* [EXERCISE AIM]:
Copy the data exactly as it appears, and do not include any pictures.

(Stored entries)
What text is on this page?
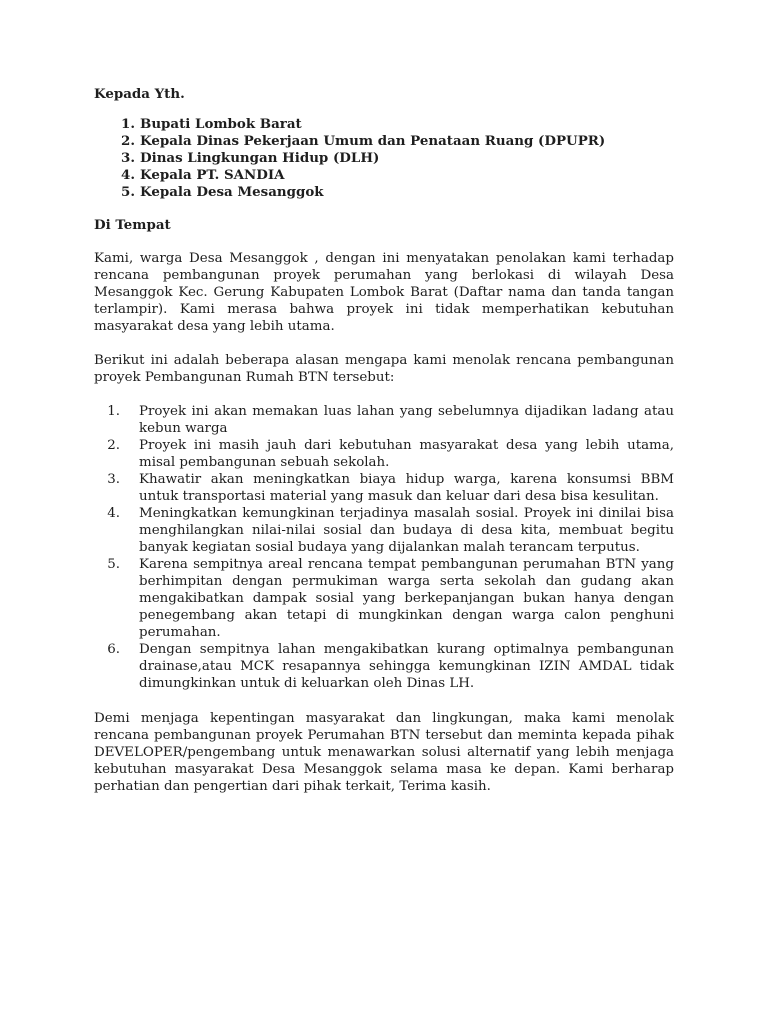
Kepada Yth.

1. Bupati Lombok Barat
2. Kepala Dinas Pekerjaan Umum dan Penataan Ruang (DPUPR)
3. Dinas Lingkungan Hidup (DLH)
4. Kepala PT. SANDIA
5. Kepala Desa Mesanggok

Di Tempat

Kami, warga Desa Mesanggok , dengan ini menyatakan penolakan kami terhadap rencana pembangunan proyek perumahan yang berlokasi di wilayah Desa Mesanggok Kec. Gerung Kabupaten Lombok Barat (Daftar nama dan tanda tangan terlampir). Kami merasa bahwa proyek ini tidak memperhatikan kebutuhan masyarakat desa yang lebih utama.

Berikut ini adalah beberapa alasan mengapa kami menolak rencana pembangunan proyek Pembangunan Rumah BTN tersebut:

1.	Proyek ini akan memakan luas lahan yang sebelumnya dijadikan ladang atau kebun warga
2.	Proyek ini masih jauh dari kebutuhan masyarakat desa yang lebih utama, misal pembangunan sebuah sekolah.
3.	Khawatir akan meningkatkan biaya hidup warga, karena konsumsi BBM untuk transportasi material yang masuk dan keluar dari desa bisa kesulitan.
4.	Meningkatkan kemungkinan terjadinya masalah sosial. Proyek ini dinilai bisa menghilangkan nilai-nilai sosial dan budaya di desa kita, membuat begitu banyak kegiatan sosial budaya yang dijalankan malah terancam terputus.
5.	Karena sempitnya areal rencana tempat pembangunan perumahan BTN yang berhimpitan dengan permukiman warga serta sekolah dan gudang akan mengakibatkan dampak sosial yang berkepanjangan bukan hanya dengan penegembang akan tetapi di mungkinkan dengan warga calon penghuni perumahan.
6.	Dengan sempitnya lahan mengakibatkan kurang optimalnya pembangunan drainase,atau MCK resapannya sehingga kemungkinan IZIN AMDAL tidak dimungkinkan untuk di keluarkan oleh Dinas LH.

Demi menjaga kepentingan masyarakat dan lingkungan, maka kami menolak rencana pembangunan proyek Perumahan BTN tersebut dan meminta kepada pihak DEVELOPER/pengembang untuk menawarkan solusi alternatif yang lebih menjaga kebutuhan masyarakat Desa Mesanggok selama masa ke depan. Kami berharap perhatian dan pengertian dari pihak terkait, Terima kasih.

* [EXPECTED OUTPUT]:
What text is on this page?
Kepada Yth.

1. Bupati Lombok Barat
2. Kepala Dinas Pekerjaan Umum dan Penataan Ruang (DPUPR)
3. Dinas Lingkungan Hidup (DLH)
4. Kepala PT. SANDIA
5. Kepala Desa Mesanggok

Di Tempat

Kami, warga Desa Mesanggok , dengan ini menyatakan penolakan kami terhadap rencana pembangunan proyek perumahan yang berlokasi di wilayah Desa Mesanggok Kec. Gerung Kabupaten Lombok Barat (Daftar nama dan tanda tangan terlampir). Kami merasa bahwa proyek ini tidak memperhatikan kebutuhan masyarakat desa yang lebih utama.

Berikut ini adalah beberapa alasan mengapa kami menolak rencana pembangunan proyek Pembangunan Rumah BTN tersebut:

1.	Proyek ini akan memakan luas lahan yang sebelumnya dijadikan ladang atau kebun warga
2.	Proyek ini masih jauh dari kebutuhan masyarakat desa yang lebih utama, misal pembangunan sebuah sekolah.
3.	Khawatir akan meningkatkan biaya hidup warga, karena konsumsi BBM untuk transportasi material yang masuk dan keluar dari desa bisa kesulitan.
4.	Meningkatkan kemungkinan terjadinya masalah sosial. Proyek ini dinilai bisa menghilangkan nilai-nilai sosial dan budaya di desa kita, membuat begitu banyak kegiatan sosial budaya yang dijalankan malah terancam terputus.
5.	Karena sempitnya areal rencana tempat pembangunan perumahan BTN yang berhimpitan dengan permukiman warga serta sekolah dan gudang akan mengakibatkan dampak sosial yang berkepanjangan bukan hanya dengan penegembang akan tetapi di mungkinkan dengan warga calon penghuni perumahan.
6.	Dengan sempitnya lahan mengakibatkan kurang optimalnya pembangunan drainase,atau MCK resapannya sehingga kemungkinan IZIN AMDAL tidak dimungkinkan untuk di keluarkan oleh Dinas LH.

Demi menjaga kepentingan masyarakat dan lingkungan, maka kami menolak rencana pembangunan proyek Perumahan BTN tersebut dan meminta kepada pihak DEVELOPER/pengembang untuk menawarkan solusi alternatif yang lebih menjaga kebutuhan masyarakat Desa Mesanggok selama masa ke depan. Kami berharap perhatian dan pengertian dari pihak terkait, Terima kasih.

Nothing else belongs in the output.